:: DO THIS ::
Using the data below, repeat all of it precisely.

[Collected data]
.....

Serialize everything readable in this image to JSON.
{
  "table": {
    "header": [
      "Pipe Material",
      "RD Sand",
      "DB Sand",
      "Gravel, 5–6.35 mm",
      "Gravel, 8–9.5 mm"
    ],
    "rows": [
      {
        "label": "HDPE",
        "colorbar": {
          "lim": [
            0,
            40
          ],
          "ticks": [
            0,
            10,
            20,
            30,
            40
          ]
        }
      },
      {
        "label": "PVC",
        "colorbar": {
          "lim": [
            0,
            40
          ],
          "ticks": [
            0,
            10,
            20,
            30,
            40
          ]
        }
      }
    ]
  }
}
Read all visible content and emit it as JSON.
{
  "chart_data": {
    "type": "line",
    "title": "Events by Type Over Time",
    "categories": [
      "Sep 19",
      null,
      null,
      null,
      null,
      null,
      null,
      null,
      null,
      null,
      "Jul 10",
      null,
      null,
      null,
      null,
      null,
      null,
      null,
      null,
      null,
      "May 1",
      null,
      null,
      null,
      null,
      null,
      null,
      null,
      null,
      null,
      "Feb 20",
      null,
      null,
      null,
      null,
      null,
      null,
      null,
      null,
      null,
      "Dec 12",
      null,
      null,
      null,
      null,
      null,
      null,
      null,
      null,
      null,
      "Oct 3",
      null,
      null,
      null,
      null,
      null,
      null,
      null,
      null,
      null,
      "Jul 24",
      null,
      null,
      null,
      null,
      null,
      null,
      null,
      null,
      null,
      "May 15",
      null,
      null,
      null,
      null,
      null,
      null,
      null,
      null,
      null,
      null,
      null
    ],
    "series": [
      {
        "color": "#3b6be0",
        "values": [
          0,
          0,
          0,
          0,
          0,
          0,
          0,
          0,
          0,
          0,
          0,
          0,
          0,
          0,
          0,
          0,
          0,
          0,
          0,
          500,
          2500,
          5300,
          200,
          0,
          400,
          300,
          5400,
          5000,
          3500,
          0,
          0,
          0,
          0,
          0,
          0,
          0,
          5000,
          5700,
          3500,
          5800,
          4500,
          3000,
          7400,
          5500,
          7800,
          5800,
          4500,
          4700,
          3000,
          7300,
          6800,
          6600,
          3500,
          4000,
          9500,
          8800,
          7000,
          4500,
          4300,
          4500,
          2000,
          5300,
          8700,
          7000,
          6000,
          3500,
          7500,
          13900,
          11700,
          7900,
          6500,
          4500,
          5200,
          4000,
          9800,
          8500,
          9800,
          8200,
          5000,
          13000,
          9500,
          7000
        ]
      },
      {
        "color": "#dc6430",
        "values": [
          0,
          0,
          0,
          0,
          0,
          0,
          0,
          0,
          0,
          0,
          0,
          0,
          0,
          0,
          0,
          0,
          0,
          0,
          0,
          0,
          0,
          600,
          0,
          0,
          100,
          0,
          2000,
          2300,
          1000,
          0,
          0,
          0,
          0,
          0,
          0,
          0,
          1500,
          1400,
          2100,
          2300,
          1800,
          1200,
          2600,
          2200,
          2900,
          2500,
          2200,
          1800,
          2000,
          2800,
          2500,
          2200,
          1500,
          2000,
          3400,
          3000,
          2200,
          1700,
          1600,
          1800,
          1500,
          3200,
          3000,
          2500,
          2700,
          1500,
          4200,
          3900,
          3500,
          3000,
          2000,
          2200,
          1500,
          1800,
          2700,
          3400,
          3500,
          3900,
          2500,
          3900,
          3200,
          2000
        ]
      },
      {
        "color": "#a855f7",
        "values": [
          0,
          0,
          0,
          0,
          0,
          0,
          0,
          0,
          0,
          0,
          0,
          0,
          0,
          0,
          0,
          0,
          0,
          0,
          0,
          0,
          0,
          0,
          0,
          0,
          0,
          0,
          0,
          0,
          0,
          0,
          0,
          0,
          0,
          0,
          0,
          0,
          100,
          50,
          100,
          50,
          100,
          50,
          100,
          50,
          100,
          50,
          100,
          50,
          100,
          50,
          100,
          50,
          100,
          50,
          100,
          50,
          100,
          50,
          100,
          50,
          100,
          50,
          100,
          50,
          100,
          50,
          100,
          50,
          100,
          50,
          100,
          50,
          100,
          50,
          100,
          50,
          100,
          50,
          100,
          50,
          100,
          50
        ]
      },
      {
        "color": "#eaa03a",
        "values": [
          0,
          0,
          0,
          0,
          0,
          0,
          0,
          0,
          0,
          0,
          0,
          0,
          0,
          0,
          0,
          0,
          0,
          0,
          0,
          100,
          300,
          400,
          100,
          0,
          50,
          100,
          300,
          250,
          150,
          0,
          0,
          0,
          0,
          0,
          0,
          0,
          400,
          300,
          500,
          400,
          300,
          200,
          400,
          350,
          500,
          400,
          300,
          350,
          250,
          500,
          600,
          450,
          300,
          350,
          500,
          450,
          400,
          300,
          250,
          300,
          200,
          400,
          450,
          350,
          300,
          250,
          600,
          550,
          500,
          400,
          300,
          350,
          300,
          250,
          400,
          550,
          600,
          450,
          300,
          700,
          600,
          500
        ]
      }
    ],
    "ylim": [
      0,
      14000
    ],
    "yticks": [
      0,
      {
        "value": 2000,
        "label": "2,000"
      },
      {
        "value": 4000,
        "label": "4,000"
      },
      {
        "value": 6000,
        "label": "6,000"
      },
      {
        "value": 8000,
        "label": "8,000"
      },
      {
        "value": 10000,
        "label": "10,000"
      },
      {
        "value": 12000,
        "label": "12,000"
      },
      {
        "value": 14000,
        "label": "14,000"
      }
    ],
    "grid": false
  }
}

.....

:: SOLUTION TO THE EXERCISE ::
Serialize everything readable in this image to JSON.
{
  "table": {
    "header": [
      "Pipe Material",
      "RD Sand",
      "DB Sand",
      "Gravel, 5–6.35 mm",
      "Gravel, 8–9.5 mm"
    ],
    "rows": [
      {
        "label": "HDPE",
        "colorbar": {
          "lim": [
            0,
            40
          ],
          "ticks": [
            0,
            10,
            20,
            30,
            40
          ]
        }
      },
      {
        "label": "PVC",
        "colorbar": {
          "lim": [
            0,
            40
          ],
          "ticks": [
            0,
            10,
            20,
            30,
            40
          ]
        }
      }
    ]
  }
}
Read all visible content and emit it as JSON.
{
  "chart_data": {
    "type": "line",
    "title": "Events by Type Over Time",
    "categories": [
      "Sep 19",
      null,
      null,
      null,
      null,
      null,
      null,
      null,
      null,
      null,
      "Jul 10",
      null,
      null,
      null,
      null,
      null,
      null,
      null,
      null,
      null,
      "May 1",
      null,
      null,
      null,
      null,
      null,
      null,
      null,
      null,
      null,
      "Feb 20",
      null,
      null,
      null,
      null,
      null,
      null,
      null,
      null,
      null,
      "Dec 12",
      null,
      null,
      null,
      null,
      null,
      null,
      null,
      null,
      null,
      "Oct 3",
      null,
      null,
      null,
      null,
      null,
      null,
      null,
      null,
      null,
      "Jul 24",
      null,
      null,
      null,
      null,
      null,
      null,
      null,
      null,
      null,
      "May 15",
      null,
      null,
      null,
      null,
      null,
      null,
      null,
      null,
      null,
      null,
      null
    ],
    "series": [
      {
        "color": "#3b6be0",
        "values": [
          0,
          0,
          0,
          0,
          0,
          0,
          0,
          0,
          0,
          0,
          0,
          0,
          0,
          0,
          0,
          0,
          0,
          0,
          0,
          500,
          2500,
          5300,
          200,
          0,
          400,
          300,
          5400,
          5000,
          3500,
          0,
          0,
          0,
          0,
          0,
          0,
          0,
          5000,
          5700,
          3500,
          5800,
          4500,
          3000,
          7400,
          5500,
          7800,
          5800,
          4500,
          4700,
          3000,
          7300,
          6800,
          6600,
          3500,
          4000,
          9500,
          8800,
          7000,
          4500,
          4300,
          4500,
          2000,
          5300,
          8700,
          7000,
          6000,
          3500,
          7500,
          13900,
          11700,
          7900,
          6500,
          4500,
          5200,
          4000,
          9800,
          8500,
          9800,
          8200,
          5000,
          13000,
          9500,
          7000
        ]
      },
      {
        "color": "#dc6430",
        "values": [
          0,
          0,
          0,
          0,
          0,
          0,
          0,
          0,
          0,
          0,
          0,
          0,
          0,
          0,
          0,
          0,
          0,
          0,
          0,
          0,
          0,
          600,
          0,
          0,
          100,
          0,
          2000,
          2300,
          1000,
          0,
          0,
          0,
          0,
          0,
          0,
          0,
          1500,
          1400,
          2100,
          2300,
          1800,
          1200,
          2600,
          2200,
          2900,
          2500,
          2200,
          1800,
          2000,
          2800,
          2500,
          2200,
          1500,
          2000,
          3400,
          3000,
          2200,
          1700,
          1600,
          1800,
          1500,
          3200,
          3000,
          2500,
          2700,
          1500,
          4200,
          3900,
          3500,
          3000,
          2000,
          2200,
          1500,
          1800,
          2700,
          3400,
          3500,
          3900,
          2500,
          3900,
          3200,
          2000
        ]
      },
      {
        "color": "#a855f7",
        "values": [
          0,
          0,
          0,
          0,
          0,
          0,
          0,
          0,
          0,
          0,
          0,
          0,
          0,
          0,
          0,
          0,
          0,
          0,
          0,
          0,
          0,
          0,
          0,
          0,
          0,
          0,
          0,
          0,
          0,
          0,
          0,
          0,
          0,
          0,
          0,
          0,
          100,
          50,
          100,
          50,
          100,
          50,
          100,
          50,
          100,
          50,
          100,
          50,
          100,
          50,
          100,
          50,
          100,
          50,
          100,
          50,
          100,
          50,
          100,
          50,
          100,
          50,
          100,
          50,
          100,
          50,
          100,
          50,
          100,
          50,
          100,
          50,
          100,
          50,
          100,
          50,
          100,
          50,
          100,
          50,
          100,
          50
        ]
      },
      {
        "color": "#eaa03a",
        "values": [
          0,
          0,
          0,
          0,
          0,
          0,
          0,
          0,
          0,
          0,
          0,
          0,
          0,
          0,
          0,
          0,
          0,
          0,
          0,
          100,
          300,
          400,
          100,
          0,
          50,
          100,
          300,
          250,
          150,
          0,
          0,
          0,
          0,
          0,
          0,
          0,
          400,
          300,
          500,
          400,
          300,
          200,
          400,
          350,
          500,
          400,
          300,
          350,
          250,
          500,
          600,
          450,
          300,
          350,
          500,
          450,
          400,
          300,
          250,
          300,
          200,
          400,
          450,
          350,
          300,
          250,
          600,
          550,
          500,
          400,
          300,
          350,
          300,
          250,
          400,
          550,
          600,
          450,
          300,
          700,
          600,
          500
        ]
      }
    ],
    "ylim": [
      0,
      14000
    ],
    "yticks": [
      0,
      {
        "value": 2000,
        "label": "2,000"
      },
      {
        "value": 4000,
        "label": "4,000"
      },
      {
        "value": 6000,
        "label": "6,000"
      },
      {
        "value": 8000,
        "label": "8,000"
      },
      {
        "value": 10000,
        "label": "10,000"
      },
      {
        "value": 12000,
        "label": "12,000"
      },
      {
        "value": 14000,
        "label": "14,000"
      }
    ],
    "grid": false
  }
}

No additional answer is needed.